- DATA:
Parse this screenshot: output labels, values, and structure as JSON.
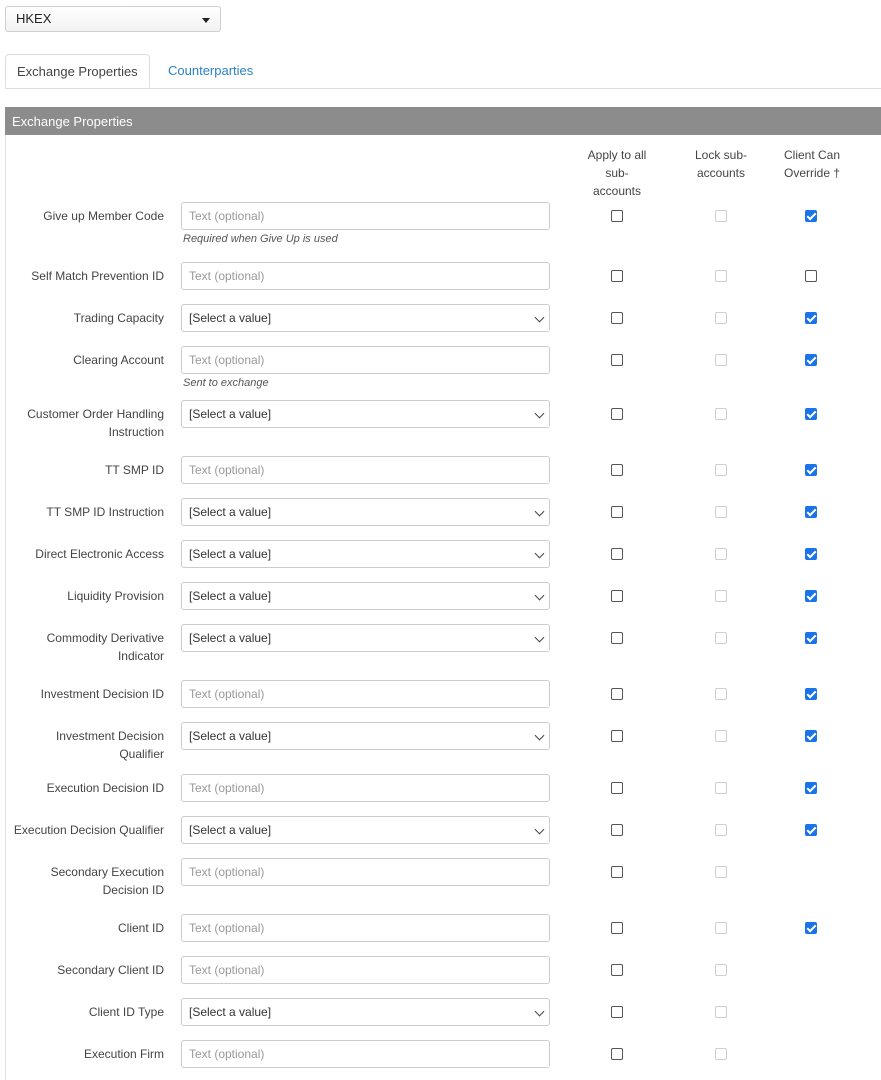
{
  "exchange": {
    "selected": "HKEX"
  },
  "tabs": [
    {
      "label": "Exchange Properties"
    },
    {
      "label": "Counterparties"
    }
  ],
  "panel": {
    "title": "Exchange Properties",
    "columns": {
      "apply_line1": "Apply to all",
      "apply_line2": "sub-accounts",
      "lock_line1": "Lock sub-",
      "lock_line2": "accounts",
      "override_line1": "Client Can",
      "override_line2": "Override †"
    },
    "rows": [
      {
        "label": "Give up Member Code",
        "control": "text",
        "value": "Text (optional)",
        "help": "Required when Give Up is used",
        "apply": false,
        "lock": false,
        "override": true
      },
      {
        "label": "Self Match Prevention ID",
        "control": "text",
        "value": "Text (optional)",
        "apply": false,
        "lock": false,
        "override": false
      },
      {
        "label": "Trading Capacity",
        "control": "select",
        "value": "[Select a value]",
        "apply": false,
        "lock": false,
        "override": true
      },
      {
        "label": "Clearing Account",
        "control": "text",
        "value": "Text (optional)",
        "help": "Sent to exchange",
        "apply": false,
        "lock": false,
        "override": true
      },
      {
        "label_line1": "Customer Order Handling",
        "label_line2": "Instruction",
        "control": "select",
        "value": "[Select a value]",
        "apply": false,
        "lock": false,
        "override": true
      },
      {
        "label": "TT SMP ID",
        "control": "text",
        "value": "Text (optional)",
        "apply": false,
        "lock": false,
        "override": true
      },
      {
        "label": "TT SMP ID Instruction",
        "control": "select",
        "value": "[Select a value]",
        "apply": false,
        "lock": false,
        "override": true
      },
      {
        "label": "Direct Electronic Access",
        "control": "select",
        "value": "[Select a value]",
        "apply": false,
        "lock": false,
        "override": true
      },
      {
        "label": "Liquidity Provision",
        "control": "select",
        "value": "[Select a value]",
        "apply": false,
        "lock": false,
        "override": true
      },
      {
        "label_line1": "Commodity Derivative",
        "label_line2": "Indicator",
        "control": "select",
        "value": "[Select a value]",
        "apply": false,
        "lock": false,
        "override": true
      },
      {
        "label": "Investment Decision ID",
        "control": "text",
        "value": "Text (optional)",
        "apply": false,
        "lock": false,
        "override": true
      },
      {
        "label_line1": "Investment Decision",
        "label_line2": "Qualifier",
        "control": "select",
        "value": "[Select a value]",
        "apply": false,
        "lock": false,
        "override": true
      },
      {
        "label": "Execution Decision ID",
        "control": "text",
        "value": "Text (optional)",
        "apply": false,
        "lock": false,
        "override": true
      },
      {
        "label": "Execution Decision Qualifier",
        "control": "select",
        "value": "[Select a value]",
        "apply": false,
        "lock": false,
        "override": true
      },
      {
        "label_line1": "Secondary Execution",
        "label_line2": "Decision ID",
        "control": "text",
        "value": "Text (optional)",
        "apply": false,
        "lock": false,
        "override": null
      },
      {
        "label": "Client ID",
        "control": "text",
        "value": "Text (optional)",
        "apply": false,
        "lock": false,
        "override": true
      },
      {
        "label": "Secondary Client ID",
        "control": "text",
        "value": "Text (optional)",
        "apply": false,
        "lock": false,
        "override": null
      },
      {
        "label": "Client ID Type",
        "control": "select",
        "value": "[Select a value]",
        "apply": false,
        "lock": false,
        "override": null
      },
      {
        "label": "Execution Firm",
        "control": "text",
        "value": "Text (optional)",
        "apply": false,
        "lock": false,
        "override": null
      }
    ]
  }
}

- AIM OF THE EXERCISE:
What is needed is an exact reproduction of the data, pictures excluded.

- RESPONSE:
Parse this screenshot: output labels, values, and structure as JSON.
{
  "exchange": {
    "selected": "HKEX"
  },
  "tabs": [
    {
      "label": "Exchange Properties"
    },
    {
      "label": "Counterparties"
    }
  ],
  "panel": {
    "title": "Exchange Properties",
    "columns": {
      "apply_line1": "Apply to all",
      "apply_line2": "sub-accounts",
      "lock_line1": "Lock sub-",
      "lock_line2": "accounts",
      "override_line1": "Client Can",
      "override_line2": "Override †"
    },
    "rows": [
      {
        "label": "Give up Member Code",
        "control": "text",
        "value": "Text (optional)",
        "help": "Required when Give Up is used",
        "apply": false,
        "lock": false,
        "override": true
      },
      {
        "label": "Self Match Prevention ID",
        "control": "text",
        "value": "Text (optional)",
        "apply": false,
        "lock": false,
        "override": false
      },
      {
        "label": "Trading Capacity",
        "control": "select",
        "value": "[Select a value]",
        "apply": false,
        "lock": false,
        "override": true
      },
      {
        "label": "Clearing Account",
        "control": "text",
        "value": "Text (optional)",
        "help": "Sent to exchange",
        "apply": false,
        "lock": false,
        "override": true
      },
      {
        "label_line1": "Customer Order Handling",
        "label_line2": "Instruction",
        "control": "select",
        "value": "[Select a value]",
        "apply": false,
        "lock": false,
        "override": true
      },
      {
        "label": "TT SMP ID",
        "control": "text",
        "value": "Text (optional)",
        "apply": false,
        "lock": false,
        "override": true
      },
      {
        "label": "TT SMP ID Instruction",
        "control": "select",
        "value": "[Select a value]",
        "apply": false,
        "lock": false,
        "override": true
      },
      {
        "label": "Direct Electronic Access",
        "control": "select",
        "value": "[Select a value]",
        "apply": false,
        "lock": false,
        "override": true
      },
      {
        "label": "Liquidity Provision",
        "control": "select",
        "value": "[Select a value]",
        "apply": false,
        "lock": false,
        "override": true
      },
      {
        "label_line1": "Commodity Derivative",
        "label_line2": "Indicator",
        "control": "select",
        "value": "[Select a value]",
        "apply": false,
        "lock": false,
        "override": true
      },
      {
        "label": "Investment Decision ID",
        "control": "text",
        "value": "Text (optional)",
        "apply": false,
        "lock": false,
        "override": true
      },
      {
        "label_line1": "Investment Decision",
        "label_line2": "Qualifier",
        "control": "select",
        "value": "[Select a value]",
        "apply": false,
        "lock": false,
        "override": true
      },
      {
        "label": "Execution Decision ID",
        "control": "text",
        "value": "Text (optional)",
        "apply": false,
        "lock": false,
        "override": true
      },
      {
        "label": "Execution Decision Qualifier",
        "control": "select",
        "value": "[Select a value]",
        "apply": false,
        "lock": false,
        "override": true
      },
      {
        "label_line1": "Secondary Execution",
        "label_line2": "Decision ID",
        "control": "text",
        "value": "Text (optional)",
        "apply": false,
        "lock": false,
        "override": null
      },
      {
        "label": "Client ID",
        "control": "text",
        "value": "Text (optional)",
        "apply": false,
        "lock": false,
        "override": true
      },
      {
        "label": "Secondary Client ID",
        "control": "text",
        "value": "Text (optional)",
        "apply": false,
        "lock": false,
        "override": null
      },
      {
        "label": "Client ID Type",
        "control": "select",
        "value": "[Select a value]",
        "apply": false,
        "lock": false,
        "override": null
      },
      {
        "label": "Execution Firm",
        "control": "text",
        "value": "Text (optional)",
        "apply": false,
        "lock": false,
        "override": null
      }
    ]
  }
}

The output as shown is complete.